Dataset entries
-=-=-=-=-
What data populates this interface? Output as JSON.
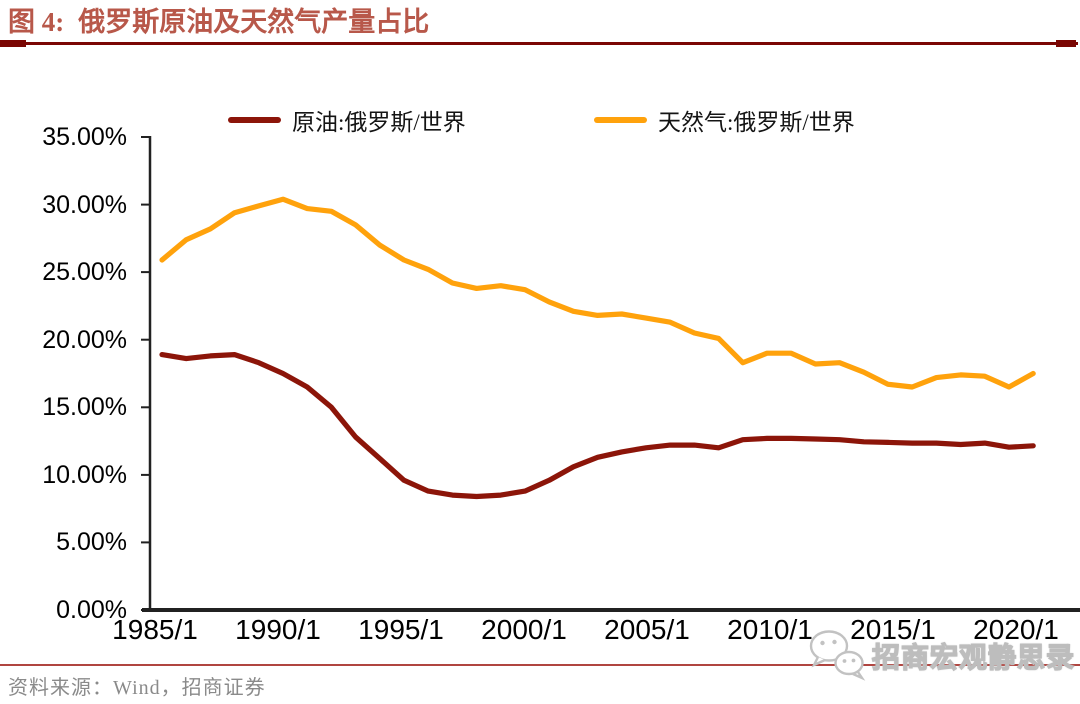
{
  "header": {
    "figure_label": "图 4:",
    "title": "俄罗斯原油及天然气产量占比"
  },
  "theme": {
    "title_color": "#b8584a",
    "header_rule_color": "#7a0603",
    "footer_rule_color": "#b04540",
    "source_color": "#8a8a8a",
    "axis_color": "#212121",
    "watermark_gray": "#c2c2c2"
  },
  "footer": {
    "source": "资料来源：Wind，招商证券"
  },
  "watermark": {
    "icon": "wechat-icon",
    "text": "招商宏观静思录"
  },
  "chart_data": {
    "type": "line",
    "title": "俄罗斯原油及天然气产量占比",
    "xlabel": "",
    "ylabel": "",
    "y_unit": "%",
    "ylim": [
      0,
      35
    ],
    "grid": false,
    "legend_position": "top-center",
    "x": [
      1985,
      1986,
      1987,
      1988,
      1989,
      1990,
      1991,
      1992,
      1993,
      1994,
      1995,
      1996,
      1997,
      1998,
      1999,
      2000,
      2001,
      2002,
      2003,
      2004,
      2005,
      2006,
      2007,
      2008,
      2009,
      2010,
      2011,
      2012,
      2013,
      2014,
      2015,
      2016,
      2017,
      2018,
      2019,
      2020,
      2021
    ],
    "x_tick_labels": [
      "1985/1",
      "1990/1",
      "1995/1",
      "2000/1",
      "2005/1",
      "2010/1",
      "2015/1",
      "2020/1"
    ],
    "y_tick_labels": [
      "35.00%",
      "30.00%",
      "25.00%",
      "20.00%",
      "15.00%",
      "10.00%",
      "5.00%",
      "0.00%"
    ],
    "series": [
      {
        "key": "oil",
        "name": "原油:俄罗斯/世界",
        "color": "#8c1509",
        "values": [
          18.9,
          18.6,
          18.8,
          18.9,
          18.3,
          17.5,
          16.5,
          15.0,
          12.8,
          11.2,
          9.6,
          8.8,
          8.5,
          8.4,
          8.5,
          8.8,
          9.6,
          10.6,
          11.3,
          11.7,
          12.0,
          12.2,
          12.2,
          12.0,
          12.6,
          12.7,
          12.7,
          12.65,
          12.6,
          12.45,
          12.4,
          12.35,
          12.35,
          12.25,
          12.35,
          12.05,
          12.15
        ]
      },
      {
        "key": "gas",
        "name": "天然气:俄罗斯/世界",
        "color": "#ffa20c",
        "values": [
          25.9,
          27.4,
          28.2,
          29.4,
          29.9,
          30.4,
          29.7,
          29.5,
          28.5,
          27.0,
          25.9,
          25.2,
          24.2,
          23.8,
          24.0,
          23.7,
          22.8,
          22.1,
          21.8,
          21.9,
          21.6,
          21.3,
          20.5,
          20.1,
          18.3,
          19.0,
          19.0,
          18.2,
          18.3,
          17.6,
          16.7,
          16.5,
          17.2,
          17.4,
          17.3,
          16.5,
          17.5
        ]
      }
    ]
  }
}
-=-=-=-=-
GIVEN TASK:
Exclude every picture and copy the remaining data exactly.

RESULT OF THIS TASK:
What data populates this interface? Output as JSON.
{
  "header": {
    "figure_label": "图 4:",
    "title": "俄罗斯原油及天然气产量占比"
  },
  "theme": {
    "title_color": "#b8584a",
    "header_rule_color": "#7a0603",
    "footer_rule_color": "#b04540",
    "source_color": "#8a8a8a",
    "axis_color": "#212121",
    "watermark_gray": "#c2c2c2"
  },
  "footer": {
    "source": "资料来源：Wind，招商证券"
  },
  "watermark": {
    "icon": "wechat-icon",
    "text": "招商宏观静思录"
  },
  "chart_data": {
    "type": "line",
    "title": "俄罗斯原油及天然气产量占比",
    "xlabel": "",
    "ylabel": "",
    "y_unit": "%",
    "ylim": [
      0,
      35
    ],
    "grid": false,
    "legend_position": "top-center",
    "x": [
      1985,
      1986,
      1987,
      1988,
      1989,
      1990,
      1991,
      1992,
      1993,
      1994,
      1995,
      1996,
      1997,
      1998,
      1999,
      2000,
      2001,
      2002,
      2003,
      2004,
      2005,
      2006,
      2007,
      2008,
      2009,
      2010,
      2011,
      2012,
      2013,
      2014,
      2015,
      2016,
      2017,
      2018,
      2019,
      2020,
      2021
    ],
    "x_tick_labels": [
      "1985/1",
      "1990/1",
      "1995/1",
      "2000/1",
      "2005/1",
      "2010/1",
      "2015/1",
      "2020/1"
    ],
    "y_tick_labels": [
      "35.00%",
      "30.00%",
      "25.00%",
      "20.00%",
      "15.00%",
      "10.00%",
      "5.00%",
      "0.00%"
    ],
    "series": [
      {
        "key": "oil",
        "name": "原油:俄罗斯/世界",
        "color": "#8c1509",
        "values": [
          18.9,
          18.6,
          18.8,
          18.9,
          18.3,
          17.5,
          16.5,
          15.0,
          12.8,
          11.2,
          9.6,
          8.8,
          8.5,
          8.4,
          8.5,
          8.8,
          9.6,
          10.6,
          11.3,
          11.7,
          12.0,
          12.2,
          12.2,
          12.0,
          12.6,
          12.7,
          12.7,
          12.65,
          12.6,
          12.45,
          12.4,
          12.35,
          12.35,
          12.25,
          12.35,
          12.05,
          12.15
        ]
      },
      {
        "key": "gas",
        "name": "天然气:俄罗斯/世界",
        "color": "#ffa20c",
        "values": [
          25.9,
          27.4,
          28.2,
          29.4,
          29.9,
          30.4,
          29.7,
          29.5,
          28.5,
          27.0,
          25.9,
          25.2,
          24.2,
          23.8,
          24.0,
          23.7,
          22.8,
          22.1,
          21.8,
          21.9,
          21.6,
          21.3,
          20.5,
          20.1,
          18.3,
          19.0,
          19.0,
          18.2,
          18.3,
          17.6,
          16.7,
          16.5,
          17.2,
          17.4,
          17.3,
          16.5,
          17.5
        ]
      }
    ]
  }
}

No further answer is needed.